--- Records supplied ---
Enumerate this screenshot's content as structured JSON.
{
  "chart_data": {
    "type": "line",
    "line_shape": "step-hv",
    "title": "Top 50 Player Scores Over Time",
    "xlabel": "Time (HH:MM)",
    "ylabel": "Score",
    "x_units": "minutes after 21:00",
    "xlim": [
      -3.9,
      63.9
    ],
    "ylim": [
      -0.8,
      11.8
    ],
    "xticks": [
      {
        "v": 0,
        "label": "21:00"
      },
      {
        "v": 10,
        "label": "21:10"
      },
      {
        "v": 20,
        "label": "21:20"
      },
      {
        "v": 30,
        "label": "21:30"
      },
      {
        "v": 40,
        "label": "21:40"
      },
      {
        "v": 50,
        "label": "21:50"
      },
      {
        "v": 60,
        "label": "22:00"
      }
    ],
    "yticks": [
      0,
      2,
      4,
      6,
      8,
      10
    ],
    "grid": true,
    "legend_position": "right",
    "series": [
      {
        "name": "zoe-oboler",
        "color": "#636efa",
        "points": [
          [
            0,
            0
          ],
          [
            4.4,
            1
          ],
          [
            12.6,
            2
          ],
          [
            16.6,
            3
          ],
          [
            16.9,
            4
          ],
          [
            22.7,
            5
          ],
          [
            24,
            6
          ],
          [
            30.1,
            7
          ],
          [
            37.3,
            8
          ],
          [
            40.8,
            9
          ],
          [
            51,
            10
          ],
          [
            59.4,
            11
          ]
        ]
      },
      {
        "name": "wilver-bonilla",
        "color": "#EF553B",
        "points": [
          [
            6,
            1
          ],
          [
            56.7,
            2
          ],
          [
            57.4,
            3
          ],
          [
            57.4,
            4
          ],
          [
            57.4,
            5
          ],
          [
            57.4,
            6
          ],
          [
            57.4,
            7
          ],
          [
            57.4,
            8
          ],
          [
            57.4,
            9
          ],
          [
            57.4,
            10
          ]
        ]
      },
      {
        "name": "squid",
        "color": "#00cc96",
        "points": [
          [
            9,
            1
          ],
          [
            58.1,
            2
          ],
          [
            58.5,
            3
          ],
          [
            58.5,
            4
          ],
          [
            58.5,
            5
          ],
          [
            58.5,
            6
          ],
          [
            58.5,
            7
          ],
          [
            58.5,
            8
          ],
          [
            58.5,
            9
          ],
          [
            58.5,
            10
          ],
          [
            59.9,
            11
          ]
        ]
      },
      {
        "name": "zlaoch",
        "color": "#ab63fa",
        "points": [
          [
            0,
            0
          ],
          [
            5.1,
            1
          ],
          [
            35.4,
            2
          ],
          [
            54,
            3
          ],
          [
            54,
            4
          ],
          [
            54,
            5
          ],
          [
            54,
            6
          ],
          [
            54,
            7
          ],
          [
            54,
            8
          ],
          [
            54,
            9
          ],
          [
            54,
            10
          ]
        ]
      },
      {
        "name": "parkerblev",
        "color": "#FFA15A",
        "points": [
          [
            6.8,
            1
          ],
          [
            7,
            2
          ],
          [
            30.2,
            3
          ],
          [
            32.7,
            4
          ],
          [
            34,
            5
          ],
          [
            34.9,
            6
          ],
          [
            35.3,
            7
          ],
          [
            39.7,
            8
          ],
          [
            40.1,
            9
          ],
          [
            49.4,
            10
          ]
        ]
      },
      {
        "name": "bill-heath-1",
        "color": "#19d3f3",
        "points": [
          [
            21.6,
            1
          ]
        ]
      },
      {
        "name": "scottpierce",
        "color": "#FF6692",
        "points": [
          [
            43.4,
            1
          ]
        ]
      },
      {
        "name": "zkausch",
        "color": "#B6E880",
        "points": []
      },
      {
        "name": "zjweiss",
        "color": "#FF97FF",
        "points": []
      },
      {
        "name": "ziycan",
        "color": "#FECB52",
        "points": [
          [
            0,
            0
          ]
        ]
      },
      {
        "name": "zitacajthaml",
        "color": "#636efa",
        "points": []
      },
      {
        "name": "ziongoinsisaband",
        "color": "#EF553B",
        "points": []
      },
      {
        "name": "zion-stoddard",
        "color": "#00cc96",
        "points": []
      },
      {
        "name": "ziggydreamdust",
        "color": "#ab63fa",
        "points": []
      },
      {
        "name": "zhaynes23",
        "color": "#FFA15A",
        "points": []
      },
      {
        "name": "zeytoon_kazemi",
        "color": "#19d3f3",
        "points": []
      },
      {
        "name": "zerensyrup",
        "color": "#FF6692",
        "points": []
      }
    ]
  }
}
---
Directive |
Write out the full set of records exactly as given.

Solved exercise |
Enumerate this screenshot's content as structured JSON.
{
  "chart_data": {
    "type": "line",
    "line_shape": "step-hv",
    "title": "Top 50 Player Scores Over Time",
    "xlabel": "Time (HH:MM)",
    "ylabel": "Score",
    "x_units": "minutes after 21:00",
    "xlim": [
      -3.9,
      63.9
    ],
    "ylim": [
      -0.8,
      11.8
    ],
    "xticks": [
      {
        "v": 0,
        "label": "21:00"
      },
      {
        "v": 10,
        "label": "21:10"
      },
      {
        "v": 20,
        "label": "21:20"
      },
      {
        "v": 30,
        "label": "21:30"
      },
      {
        "v": 40,
        "label": "21:40"
      },
      {
        "v": 50,
        "label": "21:50"
      },
      {
        "v": 60,
        "label": "22:00"
      }
    ],
    "yticks": [
      0,
      2,
      4,
      6,
      8,
      10
    ],
    "grid": true,
    "legend_position": "right",
    "series": [
      {
        "name": "zoe-oboler",
        "color": "#636efa",
        "points": [
          [
            0,
            0
          ],
          [
            4.4,
            1
          ],
          [
            12.6,
            2
          ],
          [
            16.6,
            3
          ],
          [
            16.9,
            4
          ],
          [
            22.7,
            5
          ],
          [
            24,
            6
          ],
          [
            30.1,
            7
          ],
          [
            37.3,
            8
          ],
          [
            40.8,
            9
          ],
          [
            51,
            10
          ],
          [
            59.4,
            11
          ]
        ]
      },
      {
        "name": "wilver-bonilla",
        "color": "#EF553B",
        "points": [
          [
            6,
            1
          ],
          [
            56.7,
            2
          ],
          [
            57.4,
            3
          ],
          [
            57.4,
            4
          ],
          [
            57.4,
            5
          ],
          [
            57.4,
            6
          ],
          [
            57.4,
            7
          ],
          [
            57.4,
            8
          ],
          [
            57.4,
            9
          ],
          [
            57.4,
            10
          ]
        ]
      },
      {
        "name": "squid",
        "color": "#00cc96",
        "points": [
          [
            9,
            1
          ],
          [
            58.1,
            2
          ],
          [
            58.5,
            3
          ],
          [
            58.5,
            4
          ],
          [
            58.5,
            5
          ],
          [
            58.5,
            6
          ],
          [
            58.5,
            7
          ],
          [
            58.5,
            8
          ],
          [
            58.5,
            9
          ],
          [
            58.5,
            10
          ],
          [
            59.9,
            11
          ]
        ]
      },
      {
        "name": "zlaoch",
        "color": "#ab63fa",
        "points": [
          [
            0,
            0
          ],
          [
            5.1,
            1
          ],
          [
            35.4,
            2
          ],
          [
            54,
            3
          ],
          [
            54,
            4
          ],
          [
            54,
            5
          ],
          [
            54,
            6
          ],
          [
            54,
            7
          ],
          [
            54,
            8
          ],
          [
            54,
            9
          ],
          [
            54,
            10
          ]
        ]
      },
      {
        "name": "parkerblev",
        "color": "#FFA15A",
        "points": [
          [
            6.8,
            1
          ],
          [
            7,
            2
          ],
          [
            30.2,
            3
          ],
          [
            32.7,
            4
          ],
          [
            34,
            5
          ],
          [
            34.9,
            6
          ],
          [
            35.3,
            7
          ],
          [
            39.7,
            8
          ],
          [
            40.1,
            9
          ],
          [
            49.4,
            10
          ]
        ]
      },
      {
        "name": "bill-heath-1",
        "color": "#19d3f3",
        "points": [
          [
            21.6,
            1
          ]
        ]
      },
      {
        "name": "scottpierce",
        "color": "#FF6692",
        "points": [
          [
            43.4,
            1
          ]
        ]
      },
      {
        "name": "zkausch",
        "color": "#B6E880",
        "points": []
      },
      {
        "name": "zjweiss",
        "color": "#FF97FF",
        "points": []
      },
      {
        "name": "ziycan",
        "color": "#FECB52",
        "points": [
          [
            0,
            0
          ]
        ]
      },
      {
        "name": "zitacajthaml",
        "color": "#636efa",
        "points": []
      },
      {
        "name": "ziongoinsisaband",
        "color": "#EF553B",
        "points": []
      },
      {
        "name": "zion-stoddard",
        "color": "#00cc96",
        "points": []
      },
      {
        "name": "ziggydreamdust",
        "color": "#ab63fa",
        "points": []
      },
      {
        "name": "zhaynes23",
        "color": "#FFA15A",
        "points": []
      },
      {
        "name": "zeytoon_kazemi",
        "color": "#19d3f3",
        "points": []
      },
      {
        "name": "zerensyrup",
        "color": "#FF6692",
        "points": []
      }
    ]
  }
}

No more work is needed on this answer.